EXCERPTED RECORDS.
##########
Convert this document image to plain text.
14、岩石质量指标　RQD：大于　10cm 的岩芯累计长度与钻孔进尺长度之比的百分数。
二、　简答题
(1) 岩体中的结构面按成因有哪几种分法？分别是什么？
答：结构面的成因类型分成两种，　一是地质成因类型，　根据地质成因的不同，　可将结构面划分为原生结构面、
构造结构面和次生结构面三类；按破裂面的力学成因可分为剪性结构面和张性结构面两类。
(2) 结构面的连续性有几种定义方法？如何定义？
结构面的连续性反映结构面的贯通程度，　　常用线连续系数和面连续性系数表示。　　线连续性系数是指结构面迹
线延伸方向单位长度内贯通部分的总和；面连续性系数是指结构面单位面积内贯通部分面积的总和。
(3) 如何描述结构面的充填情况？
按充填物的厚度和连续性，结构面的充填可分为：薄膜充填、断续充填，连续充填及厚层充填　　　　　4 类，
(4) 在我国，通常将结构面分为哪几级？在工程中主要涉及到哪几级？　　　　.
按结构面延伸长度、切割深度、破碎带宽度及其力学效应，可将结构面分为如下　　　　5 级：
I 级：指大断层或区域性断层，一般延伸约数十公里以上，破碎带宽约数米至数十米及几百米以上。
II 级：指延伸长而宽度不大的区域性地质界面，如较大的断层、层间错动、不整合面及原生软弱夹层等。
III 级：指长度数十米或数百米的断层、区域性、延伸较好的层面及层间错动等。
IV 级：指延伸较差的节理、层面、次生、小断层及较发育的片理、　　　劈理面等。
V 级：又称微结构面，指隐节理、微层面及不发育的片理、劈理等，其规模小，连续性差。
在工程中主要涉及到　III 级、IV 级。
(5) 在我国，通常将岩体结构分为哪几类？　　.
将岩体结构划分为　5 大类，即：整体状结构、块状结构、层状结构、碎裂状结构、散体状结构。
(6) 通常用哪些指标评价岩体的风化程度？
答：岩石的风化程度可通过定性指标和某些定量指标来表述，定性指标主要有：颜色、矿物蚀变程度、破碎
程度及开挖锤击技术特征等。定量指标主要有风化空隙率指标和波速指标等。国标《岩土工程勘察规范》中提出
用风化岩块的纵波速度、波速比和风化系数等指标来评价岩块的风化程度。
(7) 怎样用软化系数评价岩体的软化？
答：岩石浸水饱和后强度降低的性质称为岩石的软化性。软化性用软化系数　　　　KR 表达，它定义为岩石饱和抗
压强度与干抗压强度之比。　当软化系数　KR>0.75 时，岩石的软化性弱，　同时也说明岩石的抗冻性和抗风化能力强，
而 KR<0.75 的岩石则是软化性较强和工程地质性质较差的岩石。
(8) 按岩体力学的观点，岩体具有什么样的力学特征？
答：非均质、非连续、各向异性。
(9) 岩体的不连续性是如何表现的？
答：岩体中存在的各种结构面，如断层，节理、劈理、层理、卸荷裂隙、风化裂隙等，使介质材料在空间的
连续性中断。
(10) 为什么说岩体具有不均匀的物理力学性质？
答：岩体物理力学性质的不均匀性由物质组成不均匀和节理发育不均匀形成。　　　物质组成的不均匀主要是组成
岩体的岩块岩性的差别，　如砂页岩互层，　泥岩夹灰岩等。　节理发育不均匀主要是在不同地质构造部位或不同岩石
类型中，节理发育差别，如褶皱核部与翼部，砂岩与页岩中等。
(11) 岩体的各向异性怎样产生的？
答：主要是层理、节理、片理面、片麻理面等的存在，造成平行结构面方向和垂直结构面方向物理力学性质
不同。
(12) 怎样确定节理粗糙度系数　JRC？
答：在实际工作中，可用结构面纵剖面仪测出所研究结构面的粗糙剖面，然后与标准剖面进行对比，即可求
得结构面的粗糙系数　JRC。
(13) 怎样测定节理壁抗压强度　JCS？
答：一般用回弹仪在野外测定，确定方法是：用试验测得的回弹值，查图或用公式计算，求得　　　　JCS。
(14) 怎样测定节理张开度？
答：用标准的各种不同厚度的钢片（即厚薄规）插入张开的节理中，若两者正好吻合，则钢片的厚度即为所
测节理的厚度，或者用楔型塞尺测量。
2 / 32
##########
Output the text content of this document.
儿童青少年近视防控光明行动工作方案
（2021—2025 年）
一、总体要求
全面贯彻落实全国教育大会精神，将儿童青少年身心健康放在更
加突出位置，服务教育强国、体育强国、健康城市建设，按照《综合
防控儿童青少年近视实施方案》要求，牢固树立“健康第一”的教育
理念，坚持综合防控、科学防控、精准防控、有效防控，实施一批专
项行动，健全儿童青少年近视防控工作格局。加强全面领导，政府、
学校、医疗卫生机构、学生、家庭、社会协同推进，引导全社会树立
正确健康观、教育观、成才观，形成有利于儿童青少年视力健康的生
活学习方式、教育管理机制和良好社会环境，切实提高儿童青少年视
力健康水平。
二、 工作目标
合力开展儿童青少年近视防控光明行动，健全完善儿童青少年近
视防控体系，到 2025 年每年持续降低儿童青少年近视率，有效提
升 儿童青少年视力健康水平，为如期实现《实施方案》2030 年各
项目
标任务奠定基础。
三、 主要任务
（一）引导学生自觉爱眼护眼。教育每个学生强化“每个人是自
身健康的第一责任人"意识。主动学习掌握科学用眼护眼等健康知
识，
##########
PROBLEM DESCRIPTION. From the listing, copy every line where the string "document" appears.

RESULT FOR THIS TASK.
Convert this document image to plain text.
Output the text content of this document.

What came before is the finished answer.